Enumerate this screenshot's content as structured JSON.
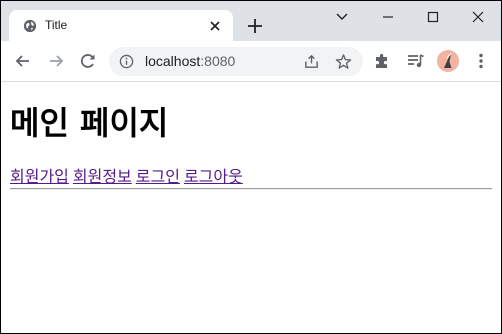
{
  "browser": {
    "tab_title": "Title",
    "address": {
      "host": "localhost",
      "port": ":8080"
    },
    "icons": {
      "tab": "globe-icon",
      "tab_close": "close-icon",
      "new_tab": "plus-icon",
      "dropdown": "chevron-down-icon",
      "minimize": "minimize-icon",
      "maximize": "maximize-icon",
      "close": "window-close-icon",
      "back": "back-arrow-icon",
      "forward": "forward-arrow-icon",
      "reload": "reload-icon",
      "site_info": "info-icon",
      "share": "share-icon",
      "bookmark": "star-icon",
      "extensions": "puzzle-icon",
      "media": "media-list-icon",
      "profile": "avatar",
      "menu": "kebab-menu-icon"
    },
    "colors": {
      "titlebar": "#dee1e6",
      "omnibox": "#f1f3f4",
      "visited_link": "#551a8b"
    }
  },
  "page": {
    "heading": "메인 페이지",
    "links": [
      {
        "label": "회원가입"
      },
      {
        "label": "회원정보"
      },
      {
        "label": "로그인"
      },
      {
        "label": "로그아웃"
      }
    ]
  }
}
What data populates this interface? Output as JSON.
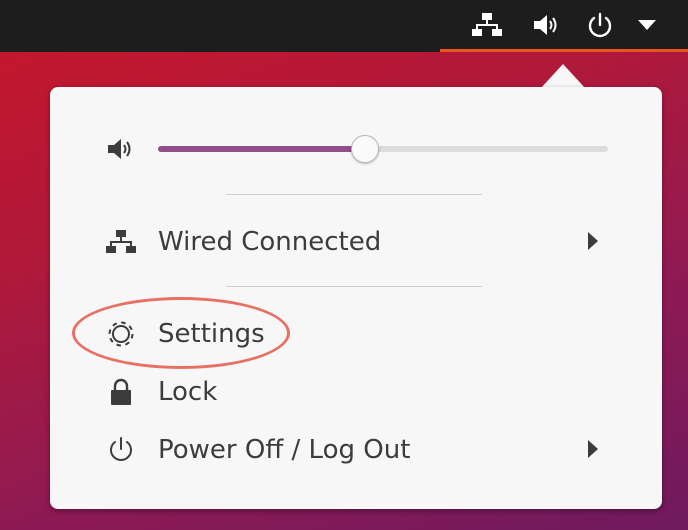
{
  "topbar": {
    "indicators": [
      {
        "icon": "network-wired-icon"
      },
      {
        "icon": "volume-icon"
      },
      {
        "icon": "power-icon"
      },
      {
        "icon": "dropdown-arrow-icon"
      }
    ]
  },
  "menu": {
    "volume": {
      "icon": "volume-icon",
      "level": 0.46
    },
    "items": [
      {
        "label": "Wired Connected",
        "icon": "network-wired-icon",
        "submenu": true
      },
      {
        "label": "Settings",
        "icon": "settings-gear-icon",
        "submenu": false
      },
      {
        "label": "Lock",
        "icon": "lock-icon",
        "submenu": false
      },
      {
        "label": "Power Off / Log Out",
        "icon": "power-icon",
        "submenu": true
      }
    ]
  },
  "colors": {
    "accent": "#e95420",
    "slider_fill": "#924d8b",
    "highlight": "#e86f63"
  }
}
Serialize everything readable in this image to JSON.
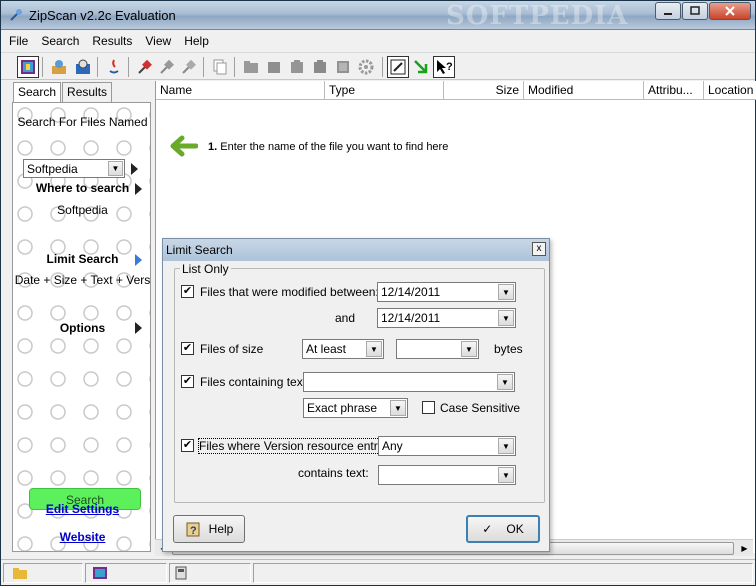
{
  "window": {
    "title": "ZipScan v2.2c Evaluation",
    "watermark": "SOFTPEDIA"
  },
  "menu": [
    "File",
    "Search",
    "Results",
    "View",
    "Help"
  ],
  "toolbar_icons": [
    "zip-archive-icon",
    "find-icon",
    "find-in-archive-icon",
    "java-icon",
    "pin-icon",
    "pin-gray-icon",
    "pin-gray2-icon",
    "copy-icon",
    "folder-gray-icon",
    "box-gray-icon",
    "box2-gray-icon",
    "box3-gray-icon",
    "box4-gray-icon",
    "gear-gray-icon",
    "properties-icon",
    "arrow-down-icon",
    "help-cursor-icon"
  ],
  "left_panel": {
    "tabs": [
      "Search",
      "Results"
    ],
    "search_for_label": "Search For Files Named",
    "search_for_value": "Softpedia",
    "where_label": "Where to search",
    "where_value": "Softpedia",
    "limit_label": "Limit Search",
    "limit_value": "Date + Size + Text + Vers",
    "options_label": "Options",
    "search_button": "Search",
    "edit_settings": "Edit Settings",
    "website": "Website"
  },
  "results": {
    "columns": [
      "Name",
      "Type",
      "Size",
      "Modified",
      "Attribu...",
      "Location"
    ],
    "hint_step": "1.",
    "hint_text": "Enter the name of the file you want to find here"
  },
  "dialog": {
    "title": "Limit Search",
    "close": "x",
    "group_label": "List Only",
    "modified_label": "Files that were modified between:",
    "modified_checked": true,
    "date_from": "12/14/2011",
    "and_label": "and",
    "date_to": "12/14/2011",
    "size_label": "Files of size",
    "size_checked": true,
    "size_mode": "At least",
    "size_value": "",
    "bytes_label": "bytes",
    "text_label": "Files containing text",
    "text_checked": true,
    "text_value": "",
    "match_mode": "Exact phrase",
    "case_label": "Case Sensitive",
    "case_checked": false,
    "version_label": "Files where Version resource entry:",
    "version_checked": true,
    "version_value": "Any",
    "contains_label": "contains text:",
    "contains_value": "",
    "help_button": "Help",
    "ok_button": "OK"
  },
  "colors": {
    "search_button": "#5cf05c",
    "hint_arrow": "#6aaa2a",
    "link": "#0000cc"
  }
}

◆ ◆ ◆ ◆ ◆

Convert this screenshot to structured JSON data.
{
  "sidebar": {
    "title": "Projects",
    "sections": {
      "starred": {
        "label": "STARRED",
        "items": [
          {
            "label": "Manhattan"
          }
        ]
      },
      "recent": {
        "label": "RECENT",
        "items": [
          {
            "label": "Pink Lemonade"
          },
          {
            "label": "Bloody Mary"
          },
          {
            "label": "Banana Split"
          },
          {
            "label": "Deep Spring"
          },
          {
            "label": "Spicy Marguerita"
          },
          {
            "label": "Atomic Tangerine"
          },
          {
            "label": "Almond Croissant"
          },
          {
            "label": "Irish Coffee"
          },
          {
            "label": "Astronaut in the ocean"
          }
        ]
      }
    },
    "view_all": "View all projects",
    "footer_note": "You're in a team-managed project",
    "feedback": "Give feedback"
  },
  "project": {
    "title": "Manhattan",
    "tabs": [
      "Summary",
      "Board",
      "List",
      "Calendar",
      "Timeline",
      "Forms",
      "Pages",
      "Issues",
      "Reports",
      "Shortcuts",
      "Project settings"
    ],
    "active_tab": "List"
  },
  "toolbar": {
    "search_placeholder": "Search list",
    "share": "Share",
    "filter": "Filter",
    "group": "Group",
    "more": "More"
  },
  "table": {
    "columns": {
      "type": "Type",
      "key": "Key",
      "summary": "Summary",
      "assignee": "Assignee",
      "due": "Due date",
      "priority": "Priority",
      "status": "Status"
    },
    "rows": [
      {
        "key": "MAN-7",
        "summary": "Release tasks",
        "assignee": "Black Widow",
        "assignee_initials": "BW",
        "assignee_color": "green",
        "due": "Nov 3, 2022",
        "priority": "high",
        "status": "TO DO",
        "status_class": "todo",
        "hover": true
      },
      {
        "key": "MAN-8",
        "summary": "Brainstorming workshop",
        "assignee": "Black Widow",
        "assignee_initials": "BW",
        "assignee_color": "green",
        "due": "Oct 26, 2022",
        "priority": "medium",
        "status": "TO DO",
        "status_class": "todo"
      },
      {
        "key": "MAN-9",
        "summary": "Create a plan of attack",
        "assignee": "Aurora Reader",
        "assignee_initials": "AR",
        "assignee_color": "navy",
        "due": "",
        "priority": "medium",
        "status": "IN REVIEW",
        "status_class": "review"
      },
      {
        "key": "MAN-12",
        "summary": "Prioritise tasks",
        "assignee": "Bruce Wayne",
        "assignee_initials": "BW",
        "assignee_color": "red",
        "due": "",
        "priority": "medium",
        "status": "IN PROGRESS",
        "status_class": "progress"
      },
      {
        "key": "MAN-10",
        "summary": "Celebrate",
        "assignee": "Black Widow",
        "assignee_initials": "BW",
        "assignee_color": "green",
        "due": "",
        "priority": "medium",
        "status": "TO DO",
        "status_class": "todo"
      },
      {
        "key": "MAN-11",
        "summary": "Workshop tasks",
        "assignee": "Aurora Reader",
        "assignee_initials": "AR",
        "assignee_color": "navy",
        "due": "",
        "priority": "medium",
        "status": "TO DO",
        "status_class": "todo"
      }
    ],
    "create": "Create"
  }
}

◆ ◆ ◆ ◆ ◆

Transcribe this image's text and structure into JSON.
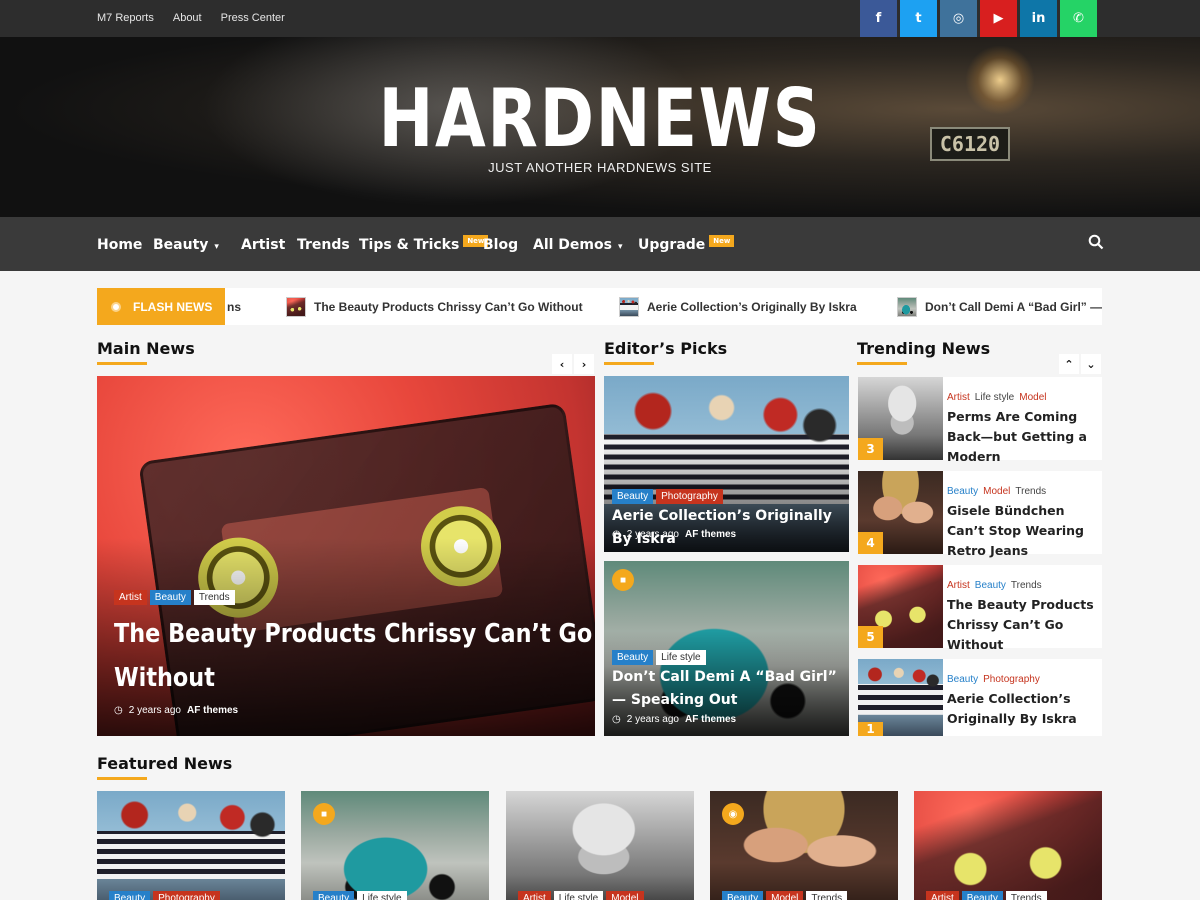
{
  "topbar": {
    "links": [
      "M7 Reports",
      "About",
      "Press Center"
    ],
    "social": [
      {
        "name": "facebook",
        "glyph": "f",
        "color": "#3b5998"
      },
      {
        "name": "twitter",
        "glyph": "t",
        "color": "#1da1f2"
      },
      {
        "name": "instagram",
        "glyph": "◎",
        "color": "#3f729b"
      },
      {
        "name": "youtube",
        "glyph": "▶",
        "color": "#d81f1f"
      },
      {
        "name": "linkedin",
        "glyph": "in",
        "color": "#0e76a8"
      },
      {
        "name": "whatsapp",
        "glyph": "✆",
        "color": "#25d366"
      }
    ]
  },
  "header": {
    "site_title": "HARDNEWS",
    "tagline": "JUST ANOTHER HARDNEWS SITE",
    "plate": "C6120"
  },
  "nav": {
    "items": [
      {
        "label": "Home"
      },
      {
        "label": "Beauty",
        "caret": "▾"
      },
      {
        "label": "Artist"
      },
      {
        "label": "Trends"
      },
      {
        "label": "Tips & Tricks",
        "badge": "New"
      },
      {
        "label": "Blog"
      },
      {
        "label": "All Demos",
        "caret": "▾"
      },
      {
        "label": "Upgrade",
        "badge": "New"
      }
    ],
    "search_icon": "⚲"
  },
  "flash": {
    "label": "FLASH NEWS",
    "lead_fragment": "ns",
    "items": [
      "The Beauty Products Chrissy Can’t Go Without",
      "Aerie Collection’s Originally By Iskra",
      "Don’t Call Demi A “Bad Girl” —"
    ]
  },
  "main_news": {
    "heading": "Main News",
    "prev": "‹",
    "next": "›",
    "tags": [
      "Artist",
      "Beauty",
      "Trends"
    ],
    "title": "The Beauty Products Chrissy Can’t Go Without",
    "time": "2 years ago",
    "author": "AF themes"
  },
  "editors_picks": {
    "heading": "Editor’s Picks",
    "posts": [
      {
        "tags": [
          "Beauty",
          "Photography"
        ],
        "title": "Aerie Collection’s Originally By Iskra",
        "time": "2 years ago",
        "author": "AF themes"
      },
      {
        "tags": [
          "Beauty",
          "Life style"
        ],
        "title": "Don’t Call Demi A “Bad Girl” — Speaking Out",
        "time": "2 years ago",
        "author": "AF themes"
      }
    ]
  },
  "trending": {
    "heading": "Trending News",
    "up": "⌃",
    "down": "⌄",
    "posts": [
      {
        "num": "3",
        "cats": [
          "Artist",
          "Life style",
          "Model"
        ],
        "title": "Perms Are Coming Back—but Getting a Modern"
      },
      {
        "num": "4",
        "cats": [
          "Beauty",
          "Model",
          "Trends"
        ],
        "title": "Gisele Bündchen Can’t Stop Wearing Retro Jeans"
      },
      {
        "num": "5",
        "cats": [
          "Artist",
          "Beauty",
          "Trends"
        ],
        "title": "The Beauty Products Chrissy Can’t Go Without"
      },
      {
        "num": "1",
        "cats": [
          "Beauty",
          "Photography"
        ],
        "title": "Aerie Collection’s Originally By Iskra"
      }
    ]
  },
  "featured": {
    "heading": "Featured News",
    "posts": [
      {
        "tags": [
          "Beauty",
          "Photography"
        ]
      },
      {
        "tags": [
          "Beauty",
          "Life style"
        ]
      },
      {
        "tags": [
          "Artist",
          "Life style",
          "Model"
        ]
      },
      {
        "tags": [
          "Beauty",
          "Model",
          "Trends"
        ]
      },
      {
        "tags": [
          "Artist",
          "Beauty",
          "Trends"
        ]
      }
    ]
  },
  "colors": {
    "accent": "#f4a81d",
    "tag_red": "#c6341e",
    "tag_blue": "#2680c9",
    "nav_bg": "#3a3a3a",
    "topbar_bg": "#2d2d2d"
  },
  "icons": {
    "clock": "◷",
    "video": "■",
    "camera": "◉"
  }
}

◆ ◆ ◆ ◆ ◆

■ **What the exercise asks**
Check each line of the records for "screenshot" and copy the ones that contain it.

■ **Completed task**
Enumerate this screenshot's content as structured JSON.
Convert this screenshot to structured JSON data.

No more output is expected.